— BEGIN —

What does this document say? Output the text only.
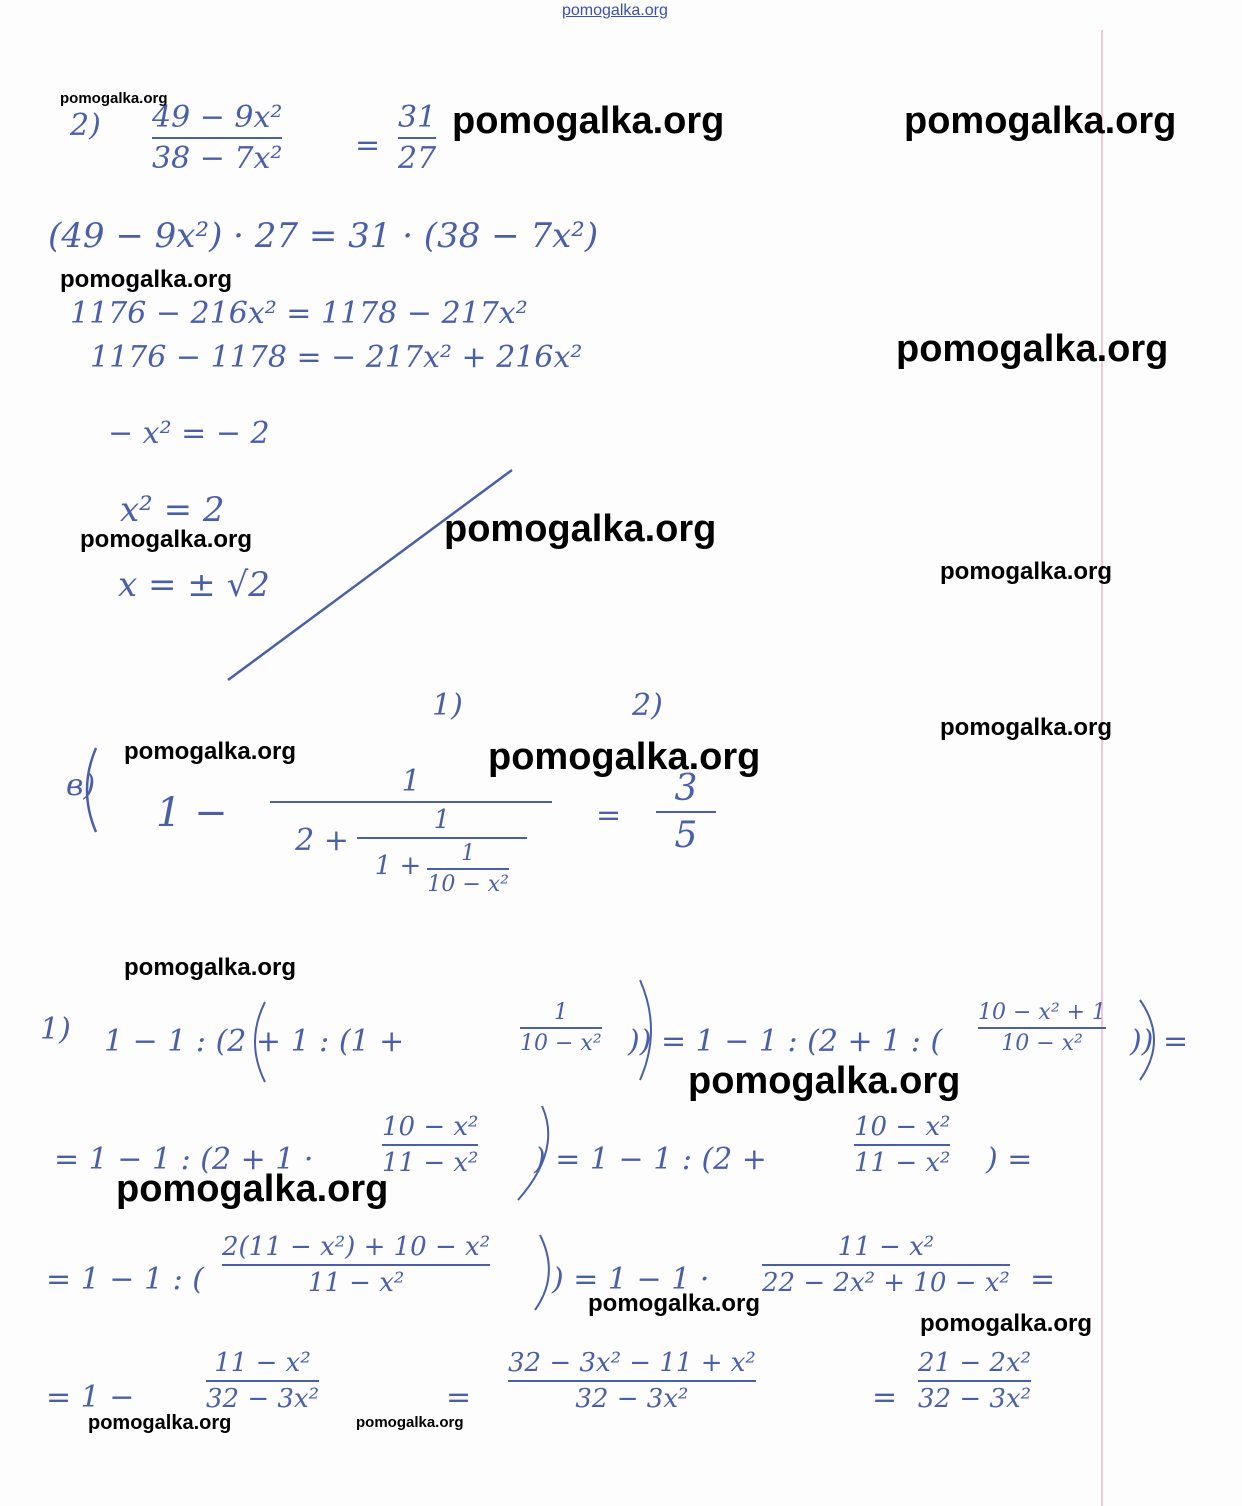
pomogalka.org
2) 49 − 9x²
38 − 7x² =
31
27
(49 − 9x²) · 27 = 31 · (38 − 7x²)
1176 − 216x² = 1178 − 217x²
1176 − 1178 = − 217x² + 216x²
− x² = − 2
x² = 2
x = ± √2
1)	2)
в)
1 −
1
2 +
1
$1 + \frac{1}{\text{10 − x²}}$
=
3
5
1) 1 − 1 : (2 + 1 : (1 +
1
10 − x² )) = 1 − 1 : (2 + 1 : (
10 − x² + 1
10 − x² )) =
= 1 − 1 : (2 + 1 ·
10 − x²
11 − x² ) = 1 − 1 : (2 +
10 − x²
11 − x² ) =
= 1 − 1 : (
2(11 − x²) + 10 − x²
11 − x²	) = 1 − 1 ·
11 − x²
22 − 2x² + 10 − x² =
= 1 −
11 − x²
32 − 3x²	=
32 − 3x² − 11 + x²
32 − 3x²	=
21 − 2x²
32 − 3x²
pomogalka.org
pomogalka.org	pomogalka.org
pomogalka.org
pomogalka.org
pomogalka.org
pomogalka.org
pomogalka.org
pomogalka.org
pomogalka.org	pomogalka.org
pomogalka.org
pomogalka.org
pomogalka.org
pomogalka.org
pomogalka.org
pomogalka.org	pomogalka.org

— END —
— BEGIN —

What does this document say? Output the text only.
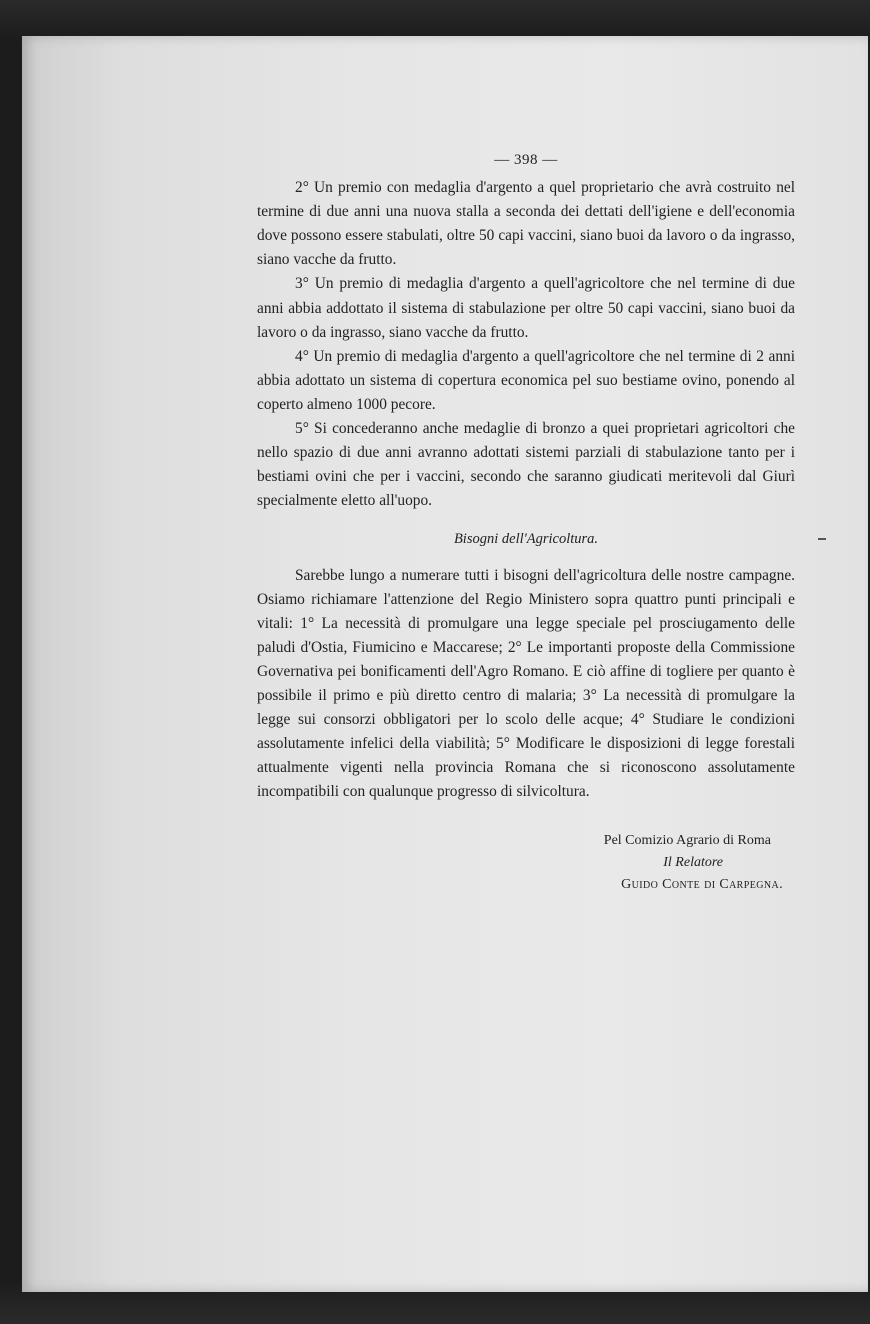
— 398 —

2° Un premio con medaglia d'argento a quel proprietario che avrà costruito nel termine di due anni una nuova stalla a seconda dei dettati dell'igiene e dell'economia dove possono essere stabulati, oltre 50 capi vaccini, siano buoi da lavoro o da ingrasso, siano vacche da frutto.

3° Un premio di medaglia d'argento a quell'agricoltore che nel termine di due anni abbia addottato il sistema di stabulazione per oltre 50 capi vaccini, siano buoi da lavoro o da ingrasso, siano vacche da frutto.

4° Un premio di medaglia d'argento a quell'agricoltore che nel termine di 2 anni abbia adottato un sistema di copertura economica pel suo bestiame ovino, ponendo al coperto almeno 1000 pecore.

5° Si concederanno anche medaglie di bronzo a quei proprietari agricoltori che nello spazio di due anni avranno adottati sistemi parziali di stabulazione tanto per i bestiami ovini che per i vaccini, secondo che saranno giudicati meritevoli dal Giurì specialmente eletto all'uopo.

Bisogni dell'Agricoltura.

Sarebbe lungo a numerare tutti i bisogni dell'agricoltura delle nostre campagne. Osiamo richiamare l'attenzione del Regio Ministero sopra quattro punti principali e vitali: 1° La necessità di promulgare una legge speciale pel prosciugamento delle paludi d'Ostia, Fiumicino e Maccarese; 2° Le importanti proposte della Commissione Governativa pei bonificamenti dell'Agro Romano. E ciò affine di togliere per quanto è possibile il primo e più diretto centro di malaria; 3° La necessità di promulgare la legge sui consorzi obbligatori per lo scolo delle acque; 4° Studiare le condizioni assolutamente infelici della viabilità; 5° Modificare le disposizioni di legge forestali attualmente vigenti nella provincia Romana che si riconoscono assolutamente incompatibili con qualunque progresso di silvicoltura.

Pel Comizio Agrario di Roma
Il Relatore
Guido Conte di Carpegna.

— END —

Problem: Look through the entries above and report the number of lines that contain "siano". Write only the number.

Reply: 2